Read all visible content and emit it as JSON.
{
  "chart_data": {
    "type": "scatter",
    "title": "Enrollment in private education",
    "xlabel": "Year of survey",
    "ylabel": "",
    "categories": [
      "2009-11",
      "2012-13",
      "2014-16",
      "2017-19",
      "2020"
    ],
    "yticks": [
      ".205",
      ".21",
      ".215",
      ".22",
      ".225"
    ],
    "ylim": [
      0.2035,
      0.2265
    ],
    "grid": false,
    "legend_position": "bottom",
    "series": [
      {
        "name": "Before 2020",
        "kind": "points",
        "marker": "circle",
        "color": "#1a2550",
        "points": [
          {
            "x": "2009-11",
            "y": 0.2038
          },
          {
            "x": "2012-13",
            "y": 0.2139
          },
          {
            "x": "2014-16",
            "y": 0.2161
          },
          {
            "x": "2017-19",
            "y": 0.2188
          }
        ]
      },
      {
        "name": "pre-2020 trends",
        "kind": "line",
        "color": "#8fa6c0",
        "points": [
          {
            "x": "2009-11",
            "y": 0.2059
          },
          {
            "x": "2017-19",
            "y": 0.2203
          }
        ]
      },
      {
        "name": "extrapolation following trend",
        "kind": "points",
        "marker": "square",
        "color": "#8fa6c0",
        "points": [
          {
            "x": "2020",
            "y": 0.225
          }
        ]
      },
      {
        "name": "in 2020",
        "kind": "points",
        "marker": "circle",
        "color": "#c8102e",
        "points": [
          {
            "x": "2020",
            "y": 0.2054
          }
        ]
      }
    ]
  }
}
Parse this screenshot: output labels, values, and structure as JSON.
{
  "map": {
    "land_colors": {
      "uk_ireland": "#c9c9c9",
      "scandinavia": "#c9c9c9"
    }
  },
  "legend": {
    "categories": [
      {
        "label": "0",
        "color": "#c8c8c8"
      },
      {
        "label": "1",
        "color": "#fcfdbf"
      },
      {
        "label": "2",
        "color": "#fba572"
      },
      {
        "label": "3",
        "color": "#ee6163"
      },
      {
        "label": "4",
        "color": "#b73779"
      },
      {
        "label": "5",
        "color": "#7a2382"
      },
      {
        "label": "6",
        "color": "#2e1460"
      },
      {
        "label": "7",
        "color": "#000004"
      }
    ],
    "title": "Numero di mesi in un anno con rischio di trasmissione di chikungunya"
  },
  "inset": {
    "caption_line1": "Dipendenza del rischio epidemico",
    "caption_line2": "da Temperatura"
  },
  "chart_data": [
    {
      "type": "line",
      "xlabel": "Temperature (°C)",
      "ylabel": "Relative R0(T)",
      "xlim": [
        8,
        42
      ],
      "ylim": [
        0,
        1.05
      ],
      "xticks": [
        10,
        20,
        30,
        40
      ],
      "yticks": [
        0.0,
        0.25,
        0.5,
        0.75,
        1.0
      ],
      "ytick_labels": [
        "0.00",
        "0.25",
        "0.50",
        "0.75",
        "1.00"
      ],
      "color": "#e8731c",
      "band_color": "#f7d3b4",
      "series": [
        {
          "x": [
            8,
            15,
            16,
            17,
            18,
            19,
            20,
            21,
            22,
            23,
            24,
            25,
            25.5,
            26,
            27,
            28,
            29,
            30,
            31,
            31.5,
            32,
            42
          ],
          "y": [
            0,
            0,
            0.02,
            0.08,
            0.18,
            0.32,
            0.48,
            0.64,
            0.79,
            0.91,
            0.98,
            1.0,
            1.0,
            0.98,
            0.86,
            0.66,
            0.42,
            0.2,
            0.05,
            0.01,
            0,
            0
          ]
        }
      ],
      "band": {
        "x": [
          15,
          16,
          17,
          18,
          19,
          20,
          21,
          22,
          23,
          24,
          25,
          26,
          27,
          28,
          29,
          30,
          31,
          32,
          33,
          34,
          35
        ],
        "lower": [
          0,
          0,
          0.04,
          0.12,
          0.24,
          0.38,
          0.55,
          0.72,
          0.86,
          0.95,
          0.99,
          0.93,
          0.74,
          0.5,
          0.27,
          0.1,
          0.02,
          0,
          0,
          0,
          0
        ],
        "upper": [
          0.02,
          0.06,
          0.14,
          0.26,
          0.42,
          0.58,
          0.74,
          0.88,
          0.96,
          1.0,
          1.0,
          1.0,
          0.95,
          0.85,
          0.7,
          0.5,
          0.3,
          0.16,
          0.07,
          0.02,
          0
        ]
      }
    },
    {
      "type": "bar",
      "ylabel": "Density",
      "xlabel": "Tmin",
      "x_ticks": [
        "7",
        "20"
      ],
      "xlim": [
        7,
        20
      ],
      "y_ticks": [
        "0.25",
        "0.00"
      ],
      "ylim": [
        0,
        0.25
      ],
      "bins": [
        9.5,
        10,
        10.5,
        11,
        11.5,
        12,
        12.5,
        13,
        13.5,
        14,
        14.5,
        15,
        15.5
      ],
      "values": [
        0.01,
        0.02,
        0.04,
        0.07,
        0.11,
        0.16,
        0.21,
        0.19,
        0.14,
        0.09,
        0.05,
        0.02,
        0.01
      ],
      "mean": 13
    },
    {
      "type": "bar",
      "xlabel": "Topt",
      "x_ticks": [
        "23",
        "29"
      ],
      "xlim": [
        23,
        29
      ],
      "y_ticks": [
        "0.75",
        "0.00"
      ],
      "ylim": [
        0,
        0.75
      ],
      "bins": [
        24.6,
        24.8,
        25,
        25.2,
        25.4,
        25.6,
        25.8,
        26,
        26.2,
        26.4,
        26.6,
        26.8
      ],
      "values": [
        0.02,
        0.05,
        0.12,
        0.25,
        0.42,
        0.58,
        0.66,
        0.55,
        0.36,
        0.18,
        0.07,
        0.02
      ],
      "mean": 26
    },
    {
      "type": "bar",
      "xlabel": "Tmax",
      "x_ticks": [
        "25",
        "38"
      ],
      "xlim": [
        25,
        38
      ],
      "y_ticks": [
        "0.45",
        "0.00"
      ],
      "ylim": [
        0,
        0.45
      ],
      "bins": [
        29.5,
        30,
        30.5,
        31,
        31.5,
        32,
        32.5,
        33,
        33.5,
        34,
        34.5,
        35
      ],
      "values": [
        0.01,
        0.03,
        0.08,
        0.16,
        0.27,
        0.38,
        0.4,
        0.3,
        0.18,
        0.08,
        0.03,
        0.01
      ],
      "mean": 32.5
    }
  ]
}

EXERCISE REQUIREMENTS
Every record should be repeated exactly; please leave none out.

RESPONSE TO THIS TASK
Read all visible content and emit it as JSON.
{
  "chart_data": {
    "type": "scatter",
    "title": "Enrollment in private education",
    "xlabel": "Year of survey",
    "ylabel": "",
    "categories": [
      "2009-11",
      "2012-13",
      "2014-16",
      "2017-19",
      "2020"
    ],
    "yticks": [
      ".205",
      ".21",
      ".215",
      ".22",
      ".225"
    ],
    "ylim": [
      0.2035,
      0.2265
    ],
    "grid": false,
    "legend_position": "bottom",
    "series": [
      {
        "name": "Before 2020",
        "kind": "points",
        "marker": "circle",
        "color": "#1a2550",
        "points": [
          {
            "x": "2009-11",
            "y": 0.2038
          },
          {
            "x": "2012-13",
            "y": 0.2139
          },
          {
            "x": "2014-16",
            "y": 0.2161
          },
          {
            "x": "2017-19",
            "y": 0.2188
          }
        ]
      },
      {
        "name": "pre-2020 trends",
        "kind": "line",
        "color": "#8fa6c0",
        "points": [
          {
            "x": "2009-11",
            "y": 0.2059
          },
          {
            "x": "2017-19",
            "y": 0.2203
          }
        ]
      },
      {
        "name": "extrapolation following trend",
        "kind": "points",
        "marker": "square",
        "color": "#8fa6c0",
        "points": [
          {
            "x": "2020",
            "y": 0.225
          }
        ]
      },
      {
        "name": "in 2020",
        "kind": "points",
        "marker": "circle",
        "color": "#c8102e",
        "points": [
          {
            "x": "2020",
            "y": 0.2054
          }
        ]
      }
    ]
  }
}
Parse this screenshot: output labels, values, and structure as JSON.
{
  "map": {
    "land_colors": {
      "uk_ireland": "#c9c9c9",
      "scandinavia": "#c9c9c9"
    }
  },
  "legend": {
    "categories": [
      {
        "label": "0",
        "color": "#c8c8c8"
      },
      {
        "label": "1",
        "color": "#fcfdbf"
      },
      {
        "label": "2",
        "color": "#fba572"
      },
      {
        "label": "3",
        "color": "#ee6163"
      },
      {
        "label": "4",
        "color": "#b73779"
      },
      {
        "label": "5",
        "color": "#7a2382"
      },
      {
        "label": "6",
        "color": "#2e1460"
      },
      {
        "label": "7",
        "color": "#000004"
      }
    ],
    "title": "Numero di mesi in un anno con rischio di trasmissione di chikungunya"
  },
  "inset": {
    "caption_line1": "Dipendenza del rischio epidemico",
    "caption_line2": "da Temperatura"
  },
  "chart_data": [
    {
      "type": "line",
      "xlabel": "Temperature (°C)",
      "ylabel": "Relative R0(T)",
      "xlim": [
        8,
        42
      ],
      "ylim": [
        0,
        1.05
      ],
      "xticks": [
        10,
        20,
        30,
        40
      ],
      "yticks": [
        0.0,
        0.25,
        0.5,
        0.75,
        1.0
      ],
      "ytick_labels": [
        "0.00",
        "0.25",
        "0.50",
        "0.75",
        "1.00"
      ],
      "color": "#e8731c",
      "band_color": "#f7d3b4",
      "series": [
        {
          "x": [
            8,
            15,
            16,
            17,
            18,
            19,
            20,
            21,
            22,
            23,
            24,
            25,
            25.5,
            26,
            27,
            28,
            29,
            30,
            31,
            31.5,
            32,
            42
          ],
          "y": [
            0,
            0,
            0.02,
            0.08,
            0.18,
            0.32,
            0.48,
            0.64,
            0.79,
            0.91,
            0.98,
            1.0,
            1.0,
            0.98,
            0.86,
            0.66,
            0.42,
            0.2,
            0.05,
            0.01,
            0,
            0
          ]
        }
      ],
      "band": {
        "x": [
          15,
          16,
          17,
          18,
          19,
          20,
          21,
          22,
          23,
          24,
          25,
          26,
          27,
          28,
          29,
          30,
          31,
          32,
          33,
          34,
          35
        ],
        "lower": [
          0,
          0,
          0.04,
          0.12,
          0.24,
          0.38,
          0.55,
          0.72,
          0.86,
          0.95,
          0.99,
          0.93,
          0.74,
          0.5,
          0.27,
          0.1,
          0.02,
          0,
          0,
          0,
          0
        ],
        "upper": [
          0.02,
          0.06,
          0.14,
          0.26,
          0.42,
          0.58,
          0.74,
          0.88,
          0.96,
          1.0,
          1.0,
          1.0,
          0.95,
          0.85,
          0.7,
          0.5,
          0.3,
          0.16,
          0.07,
          0.02,
          0
        ]
      }
    },
    {
      "type": "bar",
      "ylabel": "Density",
      "xlabel": "Tmin",
      "x_ticks": [
        "7",
        "20"
      ],
      "xlim": [
        7,
        20
      ],
      "y_ticks": [
        "0.25",
        "0.00"
      ],
      "ylim": [
        0,
        0.25
      ],
      "bins": [
        9.5,
        10,
        10.5,
        11,
        11.5,
        12,
        12.5,
        13,
        13.5,
        14,
        14.5,
        15,
        15.5
      ],
      "values": [
        0.01,
        0.02,
        0.04,
        0.07,
        0.11,
        0.16,
        0.21,
        0.19,
        0.14,
        0.09,
        0.05,
        0.02,
        0.01
      ],
      "mean": 13
    },
    {
      "type": "bar",
      "xlabel": "Topt",
      "x_ticks": [
        "23",
        "29"
      ],
      "xlim": [
        23,
        29
      ],
      "y_ticks": [
        "0.75",
        "0.00"
      ],
      "ylim": [
        0,
        0.75
      ],
      "bins": [
        24.6,
        24.8,
        25,
        25.2,
        25.4,
        25.6,
        25.8,
        26,
        26.2,
        26.4,
        26.6,
        26.8
      ],
      "values": [
        0.02,
        0.05,
        0.12,
        0.25,
        0.42,
        0.58,
        0.66,
        0.55,
        0.36,
        0.18,
        0.07,
        0.02
      ],
      "mean": 26
    },
    {
      "type": "bar",
      "xlabel": "Tmax",
      "x_ticks": [
        "25",
        "38"
      ],
      "xlim": [
        25,
        38
      ],
      "y_ticks": [
        "0.45",
        "0.00"
      ],
      "ylim": [
        0,
        0.45
      ],
      "bins": [
        29.5,
        30,
        30.5,
        31,
        31.5,
        32,
        32.5,
        33,
        33.5,
        34,
        34.5,
        35
      ],
      "values": [
        0.01,
        0.03,
        0.08,
        0.16,
        0.27,
        0.38,
        0.4,
        0.3,
        0.18,
        0.08,
        0.03,
        0.01
      ],
      "mean": 32.5
    }
  ]
}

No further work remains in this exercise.